** start INPUT FOR THIS TASK **
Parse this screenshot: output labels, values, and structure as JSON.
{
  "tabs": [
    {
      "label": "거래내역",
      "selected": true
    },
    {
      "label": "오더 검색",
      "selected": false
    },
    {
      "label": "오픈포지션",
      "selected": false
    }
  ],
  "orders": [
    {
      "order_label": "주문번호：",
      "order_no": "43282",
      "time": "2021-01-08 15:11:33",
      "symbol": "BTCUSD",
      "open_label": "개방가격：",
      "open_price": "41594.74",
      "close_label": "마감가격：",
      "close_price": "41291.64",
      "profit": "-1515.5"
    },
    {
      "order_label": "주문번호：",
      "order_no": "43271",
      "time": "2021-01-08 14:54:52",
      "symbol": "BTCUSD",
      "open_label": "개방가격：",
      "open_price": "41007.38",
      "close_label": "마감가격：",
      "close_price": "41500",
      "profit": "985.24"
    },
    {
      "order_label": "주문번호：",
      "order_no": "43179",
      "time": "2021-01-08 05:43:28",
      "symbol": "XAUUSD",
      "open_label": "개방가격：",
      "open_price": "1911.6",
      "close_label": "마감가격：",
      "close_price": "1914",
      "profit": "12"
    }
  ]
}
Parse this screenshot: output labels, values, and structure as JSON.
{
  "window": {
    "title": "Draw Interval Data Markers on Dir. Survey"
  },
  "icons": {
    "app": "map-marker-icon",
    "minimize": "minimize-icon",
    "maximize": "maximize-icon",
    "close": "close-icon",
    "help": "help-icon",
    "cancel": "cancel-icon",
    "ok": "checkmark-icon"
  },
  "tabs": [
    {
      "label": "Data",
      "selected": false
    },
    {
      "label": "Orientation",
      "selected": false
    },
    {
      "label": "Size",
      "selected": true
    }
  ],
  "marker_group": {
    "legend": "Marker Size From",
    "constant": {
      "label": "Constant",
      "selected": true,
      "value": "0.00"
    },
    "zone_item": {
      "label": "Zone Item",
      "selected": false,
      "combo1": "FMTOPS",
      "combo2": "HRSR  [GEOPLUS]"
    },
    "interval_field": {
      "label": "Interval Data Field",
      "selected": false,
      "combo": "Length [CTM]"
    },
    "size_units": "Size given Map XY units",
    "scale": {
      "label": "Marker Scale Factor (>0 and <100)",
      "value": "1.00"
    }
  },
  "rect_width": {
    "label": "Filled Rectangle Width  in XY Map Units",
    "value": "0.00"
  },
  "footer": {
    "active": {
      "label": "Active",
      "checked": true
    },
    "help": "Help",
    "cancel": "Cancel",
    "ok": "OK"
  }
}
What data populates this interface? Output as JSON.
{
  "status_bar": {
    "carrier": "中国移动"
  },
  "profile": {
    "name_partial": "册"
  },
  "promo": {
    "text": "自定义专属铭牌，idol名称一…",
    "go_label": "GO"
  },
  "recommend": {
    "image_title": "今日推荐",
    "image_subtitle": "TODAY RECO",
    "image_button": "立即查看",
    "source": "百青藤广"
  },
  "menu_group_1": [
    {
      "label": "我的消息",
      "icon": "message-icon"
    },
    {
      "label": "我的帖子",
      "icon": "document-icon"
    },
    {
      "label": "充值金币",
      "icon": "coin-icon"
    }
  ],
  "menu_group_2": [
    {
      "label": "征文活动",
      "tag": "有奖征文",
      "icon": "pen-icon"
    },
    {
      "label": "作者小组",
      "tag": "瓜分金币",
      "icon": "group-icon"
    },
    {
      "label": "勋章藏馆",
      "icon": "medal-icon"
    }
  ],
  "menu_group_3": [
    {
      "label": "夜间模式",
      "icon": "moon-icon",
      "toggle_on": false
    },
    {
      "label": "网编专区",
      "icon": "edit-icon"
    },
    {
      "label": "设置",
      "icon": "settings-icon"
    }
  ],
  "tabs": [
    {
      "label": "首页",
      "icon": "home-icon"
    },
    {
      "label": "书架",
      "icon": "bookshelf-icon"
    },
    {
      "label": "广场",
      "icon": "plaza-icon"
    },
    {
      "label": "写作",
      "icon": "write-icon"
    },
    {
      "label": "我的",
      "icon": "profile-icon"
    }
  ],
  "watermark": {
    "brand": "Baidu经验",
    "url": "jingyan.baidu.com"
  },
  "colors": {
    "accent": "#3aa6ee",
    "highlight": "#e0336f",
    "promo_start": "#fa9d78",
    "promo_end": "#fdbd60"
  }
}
** end INPUT FOR THIS TASK **
● PROBLEM
Your task is to repeat the data exactly, with nothing left out.

● TASK RESULT
Parse this screenshot: output labels, values, and structure as JSON.
{
  "tabs": [
    {
      "label": "거래내역",
      "selected": true
    },
    {
      "label": "오더 검색",
      "selected": false
    },
    {
      "label": "오픈포지션",
      "selected": false
    }
  ],
  "orders": [
    {
      "order_label": "주문번호：",
      "order_no": "43282",
      "time": "2021-01-08 15:11:33",
      "symbol": "BTCUSD",
      "open_label": "개방가격：",
      "open_price": "41594.74",
      "close_label": "마감가격：",
      "close_price": "41291.64",
      "profit": "-1515.5"
    },
    {
      "order_label": "주문번호：",
      "order_no": "43271",
      "time": "2021-01-08 14:54:52",
      "symbol": "BTCUSD",
      "open_label": "개방가격：",
      "open_price": "41007.38",
      "close_label": "마감가격：",
      "close_price": "41500",
      "profit": "985.24"
    },
    {
      "order_label": "주문번호：",
      "order_no": "43179",
      "time": "2021-01-08 05:43:28",
      "symbol": "XAUUSD",
      "open_label": "개방가격：",
      "open_price": "1911.6",
      "close_label": "마감가격：",
      "close_price": "1914",
      "profit": "12"
    }
  ]
}
Parse this screenshot: output labels, values, and structure as JSON.
{
  "window": {
    "title": "Draw Interval Data Markers on Dir. Survey"
  },
  "icons": {
    "app": "map-marker-icon",
    "minimize": "minimize-icon",
    "maximize": "maximize-icon",
    "close": "close-icon",
    "help": "help-icon",
    "cancel": "cancel-icon",
    "ok": "checkmark-icon"
  },
  "tabs": [
    {
      "label": "Data",
      "selected": false
    },
    {
      "label": "Orientation",
      "selected": false
    },
    {
      "label": "Size",
      "selected": true
    }
  ],
  "marker_group": {
    "legend": "Marker Size From",
    "constant": {
      "label": "Constant",
      "selected": true,
      "value": "0.00"
    },
    "zone_item": {
      "label": "Zone Item",
      "selected": false,
      "combo1": "FMTOPS",
      "combo2": "HRSR  [GEOPLUS]"
    },
    "interval_field": {
      "label": "Interval Data Field",
      "selected": false,
      "combo": "Length [CTM]"
    },
    "size_units": "Size given Map XY units",
    "scale": {
      "label": "Marker Scale Factor (>0 and <100)",
      "value": "1.00"
    }
  },
  "rect_width": {
    "label": "Filled Rectangle Width  in XY Map Units",
    "value": "0.00"
  },
  "footer": {
    "active": {
      "label": "Active",
      "checked": true
    },
    "help": "Help",
    "cancel": "Cancel",
    "ok": "OK"
  }
}
What data populates this interface? Output as JSON.
{
  "status_bar": {
    "carrier": "中国移动"
  },
  "profile": {
    "name_partial": "册"
  },
  "promo": {
    "text": "自定义专属铭牌，idol名称一…",
    "go_label": "GO"
  },
  "recommend": {
    "image_title": "今日推荐",
    "image_subtitle": "TODAY RECO",
    "image_button": "立即查看",
    "source": "百青藤广"
  },
  "menu_group_1": [
    {
      "label": "我的消息",
      "icon": "message-icon"
    },
    {
      "label": "我的帖子",
      "icon": "document-icon"
    },
    {
      "label": "充值金币",
      "icon": "coin-icon"
    }
  ],
  "menu_group_2": [
    {
      "label": "征文活动",
      "tag": "有奖征文",
      "icon": "pen-icon"
    },
    {
      "label": "作者小组",
      "tag": "瓜分金币",
      "icon": "group-icon"
    },
    {
      "label": "勋章藏馆",
      "icon": "medal-icon"
    }
  ],
  "menu_group_3": [
    {
      "label": "夜间模式",
      "icon": "moon-icon",
      "toggle_on": false
    },
    {
      "label": "网编专区",
      "icon": "edit-icon"
    },
    {
      "label": "设置",
      "icon": "settings-icon"
    }
  ],
  "tabs": [
    {
      "label": "首页",
      "icon": "home-icon"
    },
    {
      "label": "书架",
      "icon": "bookshelf-icon"
    },
    {
      "label": "广场",
      "icon": "plaza-icon"
    },
    {
      "label": "写作",
      "icon": "write-icon"
    },
    {
      "label": "我的",
      "icon": "profile-icon"
    }
  ],
  "watermark": {
    "brand": "Baidu经验",
    "url": "jingyan.baidu.com"
  },
  "colors": {
    "accent": "#3aa6ee",
    "highlight": "#e0336f",
    "promo_start": "#fa9d78",
    "promo_end": "#fdbd60"
  }
}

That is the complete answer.